◆ PASSAGE
+===+

- Born: 3 February 1932 Moscow, Russian SFSR, Soviet Union
- Died: 19 September 2002 (aged 70) Moscow, Russia
- Education: Moscow State University
- Occupations: Mathematician; teacher;
- Known for: Human rights activism
- Movement: Dissident movement in the Soviet Union
- Criminal charge: Anti-Soviet agitation and propaganda (Article 70 of the RSFSR Criminal Code)
- Criminal penalty: Four years in corrective-labour camps; five years internal exile
- Spouse: Konstantin Babitsky

= Tatyana Velikanova =

20th-century Soviet dissident and human rights activist

Tatyana Mikhailovna Velikanova (Татья́на Миха́йловна Велика́нова, 3 February 1932 in Moscow – 19 September 2002 in Moscow) was a mathematician and Soviet dissident. A veteran of the human rights movement in the Soviet Union, she was an editor of A Chronicle of Current Events for most of that underground periodical's existence (1968–1983), bravely exposing her involvement with the anonymously edited and distributed bulletin at a press conference in May 1974.

She was also a founding member in 1969 of the Initiative Group on Human Rights in the USSR, the first human rights organization in the USSR since 1918. Arrested in November 1979, Velikanova was sentenced in August 1980 to four years in a prison camp and five years of internal exile. Turning down the offer of an amnesty from Mikhail Gorbachev in December 1987 as one of the last of two women convicted under Article 70 (the other was Elena Sannikova), Velikanova voluntarily served her sentence of exile to the end.

== Biography ==
Born on 3 February 1932, Velikanova graduated from the Faculty of Mechanics and Mathematics of Moscow State University in 1954. A mathematician by training, she began work as a teacher in a school in the Urals. Then, from 1957 onwards, she was employed as a programmer in Moscow.

==The making of a dissident (1968–1969)==

Velikanova became a dissident in 1968. That year she witnessed the 1968 Red Square demonstration, an open protest by seven people against the crushing of the Prague Spring reforms by the Soviet-led invasion of Czechoslovakia. She had gone to the Square with one of the demonstrators, her husband Konstantin Babitsky, so as to testify as a witness in court if needed. Like the other protestors Babitsky was arrested on the spot. He was sentenced to three years in exile in the Far Northern Komi Region. Velikanova's experience at the trial where her testimony was distorted and used against Babitsky, led her to decide she would never again participate in such judicial proceedings. (Nor did she, see below, when she was herself put on trial in 1980.)

In May 1969, with 14 other dissidents, Velikanova co-founded the Action Group for the Defense of Human Rights in the USSR. Unusually for the dissident movement at the time, the organization tried to appeal to the international community. Speaking on behalf of the victims of political repression in the Soviet Union the Group wrote to the UN Commission on Human Rights. (The appeal was almost instantly translated and republished in the West.

+===+

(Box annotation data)
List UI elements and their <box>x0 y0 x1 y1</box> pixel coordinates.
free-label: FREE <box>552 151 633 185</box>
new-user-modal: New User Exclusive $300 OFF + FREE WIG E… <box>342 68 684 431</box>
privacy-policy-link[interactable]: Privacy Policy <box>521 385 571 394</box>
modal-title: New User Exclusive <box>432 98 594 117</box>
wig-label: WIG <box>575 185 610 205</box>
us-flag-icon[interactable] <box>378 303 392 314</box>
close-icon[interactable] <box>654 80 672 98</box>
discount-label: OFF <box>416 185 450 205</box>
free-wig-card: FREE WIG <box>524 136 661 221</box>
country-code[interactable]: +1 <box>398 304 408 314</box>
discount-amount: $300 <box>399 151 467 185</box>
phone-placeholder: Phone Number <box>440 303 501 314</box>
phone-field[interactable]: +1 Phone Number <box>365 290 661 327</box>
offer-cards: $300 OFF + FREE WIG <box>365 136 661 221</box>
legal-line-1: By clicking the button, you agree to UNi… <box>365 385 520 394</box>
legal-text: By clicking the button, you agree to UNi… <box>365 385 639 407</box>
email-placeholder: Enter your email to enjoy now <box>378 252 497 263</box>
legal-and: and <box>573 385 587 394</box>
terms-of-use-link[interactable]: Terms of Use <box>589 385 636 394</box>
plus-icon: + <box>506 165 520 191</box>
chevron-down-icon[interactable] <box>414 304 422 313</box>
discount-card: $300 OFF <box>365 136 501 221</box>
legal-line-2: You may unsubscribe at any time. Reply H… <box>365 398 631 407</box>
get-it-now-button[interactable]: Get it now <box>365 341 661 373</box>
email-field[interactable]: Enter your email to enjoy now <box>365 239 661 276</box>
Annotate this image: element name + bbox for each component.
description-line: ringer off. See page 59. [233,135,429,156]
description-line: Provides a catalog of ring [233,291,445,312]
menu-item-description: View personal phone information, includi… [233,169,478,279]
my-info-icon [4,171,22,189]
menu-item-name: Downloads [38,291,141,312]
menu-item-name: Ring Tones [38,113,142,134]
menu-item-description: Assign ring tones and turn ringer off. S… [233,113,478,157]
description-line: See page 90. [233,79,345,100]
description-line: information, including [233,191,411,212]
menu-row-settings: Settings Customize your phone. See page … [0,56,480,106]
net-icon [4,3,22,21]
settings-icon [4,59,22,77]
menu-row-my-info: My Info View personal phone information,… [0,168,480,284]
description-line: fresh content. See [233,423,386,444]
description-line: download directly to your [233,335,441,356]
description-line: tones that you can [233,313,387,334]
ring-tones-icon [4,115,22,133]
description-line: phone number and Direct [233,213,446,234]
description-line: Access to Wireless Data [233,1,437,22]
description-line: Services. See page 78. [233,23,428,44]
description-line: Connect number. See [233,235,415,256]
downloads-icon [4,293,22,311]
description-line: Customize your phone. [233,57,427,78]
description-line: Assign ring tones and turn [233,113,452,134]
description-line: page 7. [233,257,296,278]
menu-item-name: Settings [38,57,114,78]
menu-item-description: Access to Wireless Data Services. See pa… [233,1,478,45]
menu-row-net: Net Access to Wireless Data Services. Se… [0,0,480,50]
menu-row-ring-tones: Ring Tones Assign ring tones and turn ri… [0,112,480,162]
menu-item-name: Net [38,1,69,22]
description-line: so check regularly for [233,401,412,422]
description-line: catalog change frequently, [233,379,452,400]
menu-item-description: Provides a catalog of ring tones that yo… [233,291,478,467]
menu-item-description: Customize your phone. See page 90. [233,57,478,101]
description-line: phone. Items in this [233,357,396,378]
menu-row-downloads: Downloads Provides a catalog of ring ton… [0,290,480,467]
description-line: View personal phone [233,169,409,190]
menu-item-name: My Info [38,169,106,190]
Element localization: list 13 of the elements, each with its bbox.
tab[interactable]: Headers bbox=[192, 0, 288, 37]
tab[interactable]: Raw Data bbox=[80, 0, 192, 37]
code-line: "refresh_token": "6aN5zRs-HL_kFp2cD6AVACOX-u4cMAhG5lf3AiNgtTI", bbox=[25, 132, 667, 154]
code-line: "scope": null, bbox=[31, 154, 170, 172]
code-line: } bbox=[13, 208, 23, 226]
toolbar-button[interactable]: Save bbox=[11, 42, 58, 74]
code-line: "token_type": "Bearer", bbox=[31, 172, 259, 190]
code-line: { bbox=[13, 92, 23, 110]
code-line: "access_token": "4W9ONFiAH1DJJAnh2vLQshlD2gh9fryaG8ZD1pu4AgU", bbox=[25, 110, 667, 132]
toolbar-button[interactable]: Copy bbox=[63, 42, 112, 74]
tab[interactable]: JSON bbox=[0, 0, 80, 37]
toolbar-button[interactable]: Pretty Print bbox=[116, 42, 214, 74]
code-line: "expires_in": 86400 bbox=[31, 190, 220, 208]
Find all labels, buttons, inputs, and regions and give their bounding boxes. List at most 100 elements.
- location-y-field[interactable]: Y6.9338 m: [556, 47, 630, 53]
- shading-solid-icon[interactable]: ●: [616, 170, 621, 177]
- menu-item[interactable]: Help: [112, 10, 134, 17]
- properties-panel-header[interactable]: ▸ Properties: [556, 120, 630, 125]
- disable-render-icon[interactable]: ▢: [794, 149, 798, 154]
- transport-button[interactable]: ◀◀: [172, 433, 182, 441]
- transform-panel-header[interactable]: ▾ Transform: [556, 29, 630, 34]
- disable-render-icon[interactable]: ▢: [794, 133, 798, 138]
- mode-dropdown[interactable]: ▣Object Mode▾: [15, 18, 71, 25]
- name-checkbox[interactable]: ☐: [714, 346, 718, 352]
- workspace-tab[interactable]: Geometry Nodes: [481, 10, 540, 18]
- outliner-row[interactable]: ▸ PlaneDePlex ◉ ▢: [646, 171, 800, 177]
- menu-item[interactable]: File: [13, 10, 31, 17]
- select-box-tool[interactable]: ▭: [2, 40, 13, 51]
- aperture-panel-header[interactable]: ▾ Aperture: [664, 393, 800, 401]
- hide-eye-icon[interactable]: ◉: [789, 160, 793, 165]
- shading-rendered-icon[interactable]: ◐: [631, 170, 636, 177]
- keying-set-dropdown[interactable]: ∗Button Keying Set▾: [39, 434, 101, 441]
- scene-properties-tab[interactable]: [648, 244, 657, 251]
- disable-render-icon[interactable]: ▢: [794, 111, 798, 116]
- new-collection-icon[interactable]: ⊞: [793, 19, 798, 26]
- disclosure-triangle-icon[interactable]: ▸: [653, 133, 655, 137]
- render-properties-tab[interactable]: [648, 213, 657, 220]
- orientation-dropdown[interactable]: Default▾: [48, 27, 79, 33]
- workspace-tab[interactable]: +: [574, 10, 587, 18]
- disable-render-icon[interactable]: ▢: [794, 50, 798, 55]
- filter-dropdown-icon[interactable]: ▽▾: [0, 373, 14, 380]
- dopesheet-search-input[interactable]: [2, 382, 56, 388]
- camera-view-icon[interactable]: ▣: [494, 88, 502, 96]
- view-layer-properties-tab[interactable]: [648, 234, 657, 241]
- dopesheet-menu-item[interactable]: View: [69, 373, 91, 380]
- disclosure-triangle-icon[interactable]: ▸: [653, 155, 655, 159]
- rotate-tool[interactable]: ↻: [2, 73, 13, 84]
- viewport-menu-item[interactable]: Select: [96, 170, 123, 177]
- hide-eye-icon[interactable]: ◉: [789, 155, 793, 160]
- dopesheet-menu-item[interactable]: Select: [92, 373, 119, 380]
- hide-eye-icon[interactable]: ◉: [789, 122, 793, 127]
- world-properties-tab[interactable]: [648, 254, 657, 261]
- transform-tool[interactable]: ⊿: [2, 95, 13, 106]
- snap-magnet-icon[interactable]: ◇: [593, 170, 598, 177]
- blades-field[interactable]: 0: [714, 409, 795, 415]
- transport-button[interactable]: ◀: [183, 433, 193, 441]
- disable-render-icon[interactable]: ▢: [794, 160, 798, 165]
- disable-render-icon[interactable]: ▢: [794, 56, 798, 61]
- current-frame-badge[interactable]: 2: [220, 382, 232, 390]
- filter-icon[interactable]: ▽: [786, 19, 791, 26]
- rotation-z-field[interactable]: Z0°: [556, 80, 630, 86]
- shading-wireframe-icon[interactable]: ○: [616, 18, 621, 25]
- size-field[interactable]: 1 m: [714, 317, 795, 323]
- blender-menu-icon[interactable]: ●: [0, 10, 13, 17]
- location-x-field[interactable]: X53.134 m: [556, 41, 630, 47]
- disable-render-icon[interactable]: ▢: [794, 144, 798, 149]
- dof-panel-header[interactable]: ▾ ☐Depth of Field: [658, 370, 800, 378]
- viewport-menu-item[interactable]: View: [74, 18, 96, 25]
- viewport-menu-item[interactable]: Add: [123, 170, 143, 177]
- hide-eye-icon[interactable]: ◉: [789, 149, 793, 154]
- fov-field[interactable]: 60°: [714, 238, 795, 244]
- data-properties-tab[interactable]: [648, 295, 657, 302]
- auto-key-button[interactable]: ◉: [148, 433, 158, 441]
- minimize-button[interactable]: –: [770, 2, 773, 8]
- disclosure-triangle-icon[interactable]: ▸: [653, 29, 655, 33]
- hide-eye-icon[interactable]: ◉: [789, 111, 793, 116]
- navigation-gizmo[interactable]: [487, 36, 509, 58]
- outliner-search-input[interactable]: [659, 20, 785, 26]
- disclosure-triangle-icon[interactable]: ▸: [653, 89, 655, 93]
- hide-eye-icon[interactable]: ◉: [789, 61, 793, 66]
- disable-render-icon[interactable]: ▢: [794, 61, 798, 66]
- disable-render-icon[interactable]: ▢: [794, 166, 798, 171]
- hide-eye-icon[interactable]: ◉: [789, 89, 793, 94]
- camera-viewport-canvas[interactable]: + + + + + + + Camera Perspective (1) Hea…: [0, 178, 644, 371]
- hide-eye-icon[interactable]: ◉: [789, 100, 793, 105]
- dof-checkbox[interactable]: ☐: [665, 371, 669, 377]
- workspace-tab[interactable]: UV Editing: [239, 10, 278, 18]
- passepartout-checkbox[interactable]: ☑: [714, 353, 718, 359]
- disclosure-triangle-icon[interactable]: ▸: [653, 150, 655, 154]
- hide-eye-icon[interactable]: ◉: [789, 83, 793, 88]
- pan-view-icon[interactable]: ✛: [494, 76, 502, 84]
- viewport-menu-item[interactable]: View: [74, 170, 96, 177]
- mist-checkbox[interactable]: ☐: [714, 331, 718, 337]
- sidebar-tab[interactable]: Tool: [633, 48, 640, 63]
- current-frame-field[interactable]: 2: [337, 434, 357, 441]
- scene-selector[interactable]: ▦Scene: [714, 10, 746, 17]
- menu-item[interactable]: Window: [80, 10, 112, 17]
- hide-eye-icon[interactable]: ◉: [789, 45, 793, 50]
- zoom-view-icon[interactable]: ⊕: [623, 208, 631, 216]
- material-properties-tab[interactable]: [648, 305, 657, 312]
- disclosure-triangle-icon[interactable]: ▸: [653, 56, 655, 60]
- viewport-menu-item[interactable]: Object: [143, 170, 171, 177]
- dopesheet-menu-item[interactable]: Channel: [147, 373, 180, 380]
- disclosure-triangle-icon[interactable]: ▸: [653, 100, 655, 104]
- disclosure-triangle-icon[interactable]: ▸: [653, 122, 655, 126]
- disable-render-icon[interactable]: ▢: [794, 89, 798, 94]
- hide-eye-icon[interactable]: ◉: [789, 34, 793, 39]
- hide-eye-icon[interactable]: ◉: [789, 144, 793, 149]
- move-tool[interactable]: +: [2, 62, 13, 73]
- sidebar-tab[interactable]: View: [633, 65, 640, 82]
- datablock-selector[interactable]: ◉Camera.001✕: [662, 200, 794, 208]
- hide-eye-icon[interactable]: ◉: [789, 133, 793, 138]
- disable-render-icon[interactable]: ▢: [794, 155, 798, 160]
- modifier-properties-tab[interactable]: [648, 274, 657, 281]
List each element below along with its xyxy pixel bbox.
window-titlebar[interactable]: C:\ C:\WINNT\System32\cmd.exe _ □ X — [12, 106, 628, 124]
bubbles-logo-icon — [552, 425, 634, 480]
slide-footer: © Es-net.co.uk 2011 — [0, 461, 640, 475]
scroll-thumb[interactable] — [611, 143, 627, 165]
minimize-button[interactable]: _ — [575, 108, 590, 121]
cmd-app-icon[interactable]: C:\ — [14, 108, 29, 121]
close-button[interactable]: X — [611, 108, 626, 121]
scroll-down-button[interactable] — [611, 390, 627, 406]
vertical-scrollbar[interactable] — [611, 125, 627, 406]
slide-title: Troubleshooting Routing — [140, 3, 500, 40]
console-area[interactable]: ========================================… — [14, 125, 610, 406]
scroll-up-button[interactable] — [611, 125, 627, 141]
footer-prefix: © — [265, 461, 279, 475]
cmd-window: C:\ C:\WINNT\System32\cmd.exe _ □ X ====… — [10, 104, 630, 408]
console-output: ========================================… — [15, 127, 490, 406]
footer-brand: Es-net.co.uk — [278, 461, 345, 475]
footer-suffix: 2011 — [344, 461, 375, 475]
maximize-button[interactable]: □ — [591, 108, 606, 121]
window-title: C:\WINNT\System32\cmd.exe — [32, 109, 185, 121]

+===+

◆ GOALS
a) Could you copy the Tatyana Velikanova biography word for word, between "- Criminal penalty: Four" and "in May 1974.", inclusive?
b) What comes next in the Tatyana Velikanova biography? Write a continuation that picks up after its last sentence.

◆ ANSWERS BY TASK
a)
- Criminal penalty: Four years in corrective-labour camps; five years internal exile
- Spouse: Konstantin Babitsky

= Tatyana Velikanova =

20th-century Soviet dissident and human rights activist

Tatyana Mikhailovna Velikanova (Татья́на Миха́йловна Велика́нова, 3 February 1932 in Moscow – 19 September 2002 in Moscow) was a mathematician and Soviet dissident. A veteran of the human rights movement in the Soviet Union, she was an editor of A Chronicle of Current Events for most of that underground periodical's existence (1968–1983), bravely exposing her involvement with the anonymously edited and distributed bulletin at a press conference in May 1974.

b)
In 1970, Velikanova began contributing to the samizdat periodical A Chronicle of Current Events. The unofficial bi-monthly gathered reports from all over the USSR of violations by the Soviet authorities of civil rights and judicial procedure, and recorded the response to those violations. It soon became the principal uncensored Russian-language source of information about political repressions during Leonid Brezhnev's time as Party leader. Velikanova eventually became one of its main organizers and editors.

As the years passed similar journals came into existence in other Soviet republics, The Ukraine Herald and the Chronicle of the Catholic Church in Lithuania. Their information continued to flow to Moscow, however, for translation into Russian and inclusion in the Chronicle of Current Events.

== Chronicle resumes publication (1974–1979)==

In 1974, the KGB initiated a major crackdown on the bulletin, arresting several of its editors and distributors, threatening to make more arrests, regardless of authorship, for every published issue of the Chronicle.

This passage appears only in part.